Stored records
──────────────────────────────
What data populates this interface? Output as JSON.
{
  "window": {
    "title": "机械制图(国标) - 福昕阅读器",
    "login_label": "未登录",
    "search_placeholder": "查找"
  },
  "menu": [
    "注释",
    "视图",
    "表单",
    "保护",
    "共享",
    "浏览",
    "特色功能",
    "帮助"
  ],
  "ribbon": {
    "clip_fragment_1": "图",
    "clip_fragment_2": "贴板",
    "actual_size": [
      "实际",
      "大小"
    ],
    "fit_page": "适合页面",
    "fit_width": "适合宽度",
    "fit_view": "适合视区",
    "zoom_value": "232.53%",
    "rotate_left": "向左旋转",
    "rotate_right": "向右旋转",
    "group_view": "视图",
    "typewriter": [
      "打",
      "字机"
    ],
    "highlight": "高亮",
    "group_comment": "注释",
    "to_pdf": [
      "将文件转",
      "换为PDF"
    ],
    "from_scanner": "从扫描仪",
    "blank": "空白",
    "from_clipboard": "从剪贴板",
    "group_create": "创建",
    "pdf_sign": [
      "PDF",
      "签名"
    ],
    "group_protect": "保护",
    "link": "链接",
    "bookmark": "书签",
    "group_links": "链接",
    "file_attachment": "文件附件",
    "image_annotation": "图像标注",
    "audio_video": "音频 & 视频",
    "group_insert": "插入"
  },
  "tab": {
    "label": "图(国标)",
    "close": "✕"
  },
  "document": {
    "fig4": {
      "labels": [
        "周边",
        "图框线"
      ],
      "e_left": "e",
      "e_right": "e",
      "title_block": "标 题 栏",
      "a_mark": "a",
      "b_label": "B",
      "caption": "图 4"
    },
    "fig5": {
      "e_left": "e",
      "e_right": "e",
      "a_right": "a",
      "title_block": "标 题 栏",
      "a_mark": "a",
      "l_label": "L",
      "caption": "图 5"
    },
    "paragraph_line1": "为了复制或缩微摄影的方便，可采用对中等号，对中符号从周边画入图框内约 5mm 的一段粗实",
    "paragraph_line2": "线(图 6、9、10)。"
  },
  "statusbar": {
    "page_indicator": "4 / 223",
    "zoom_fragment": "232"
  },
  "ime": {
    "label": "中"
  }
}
──────────────────────────────
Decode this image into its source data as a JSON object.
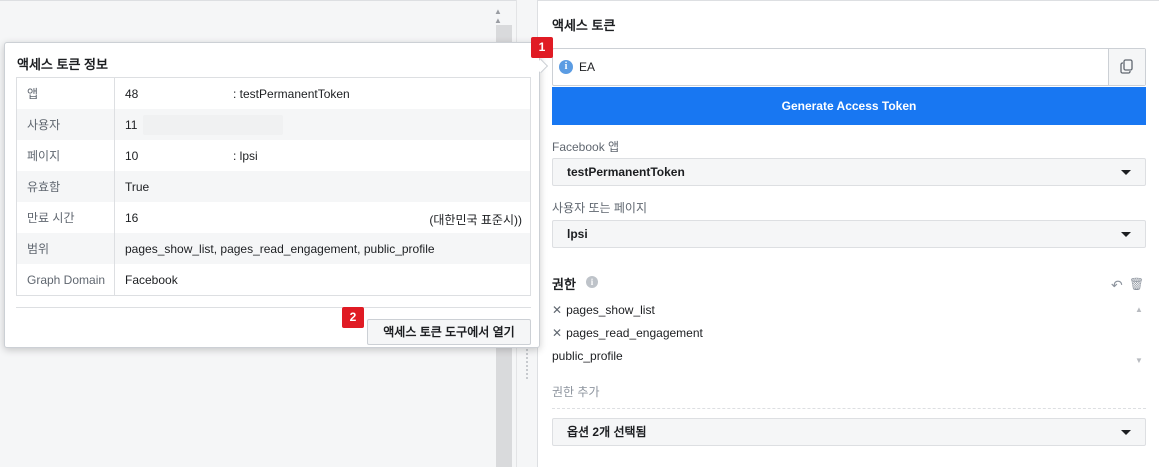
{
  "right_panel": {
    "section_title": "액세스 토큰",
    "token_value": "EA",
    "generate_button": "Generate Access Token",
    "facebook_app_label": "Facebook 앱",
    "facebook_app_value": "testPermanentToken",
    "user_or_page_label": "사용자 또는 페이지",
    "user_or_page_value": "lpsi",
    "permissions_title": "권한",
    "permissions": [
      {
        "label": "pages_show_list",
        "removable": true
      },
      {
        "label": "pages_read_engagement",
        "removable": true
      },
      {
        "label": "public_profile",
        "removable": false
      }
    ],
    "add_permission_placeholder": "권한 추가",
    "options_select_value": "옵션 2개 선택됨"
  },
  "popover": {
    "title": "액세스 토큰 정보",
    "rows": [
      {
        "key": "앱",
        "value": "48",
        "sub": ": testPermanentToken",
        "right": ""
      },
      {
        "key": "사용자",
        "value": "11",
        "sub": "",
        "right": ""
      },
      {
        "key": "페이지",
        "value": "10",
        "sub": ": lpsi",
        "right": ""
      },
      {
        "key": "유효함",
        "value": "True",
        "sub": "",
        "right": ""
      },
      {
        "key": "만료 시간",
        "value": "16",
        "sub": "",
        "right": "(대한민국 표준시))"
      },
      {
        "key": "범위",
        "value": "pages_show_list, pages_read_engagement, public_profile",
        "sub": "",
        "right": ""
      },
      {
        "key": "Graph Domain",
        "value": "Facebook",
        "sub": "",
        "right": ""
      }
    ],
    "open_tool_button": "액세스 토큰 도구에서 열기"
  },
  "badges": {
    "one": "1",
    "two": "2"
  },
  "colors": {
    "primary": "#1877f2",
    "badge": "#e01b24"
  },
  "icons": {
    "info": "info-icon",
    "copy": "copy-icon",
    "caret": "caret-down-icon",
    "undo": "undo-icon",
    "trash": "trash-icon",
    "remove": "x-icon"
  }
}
──────────────────────────────
**WHAT YOU WILL DO:** Check each line of the data above for the string "JSON", then report how many lines have it, with no other words.

**WRITTEN ANSWER:** 2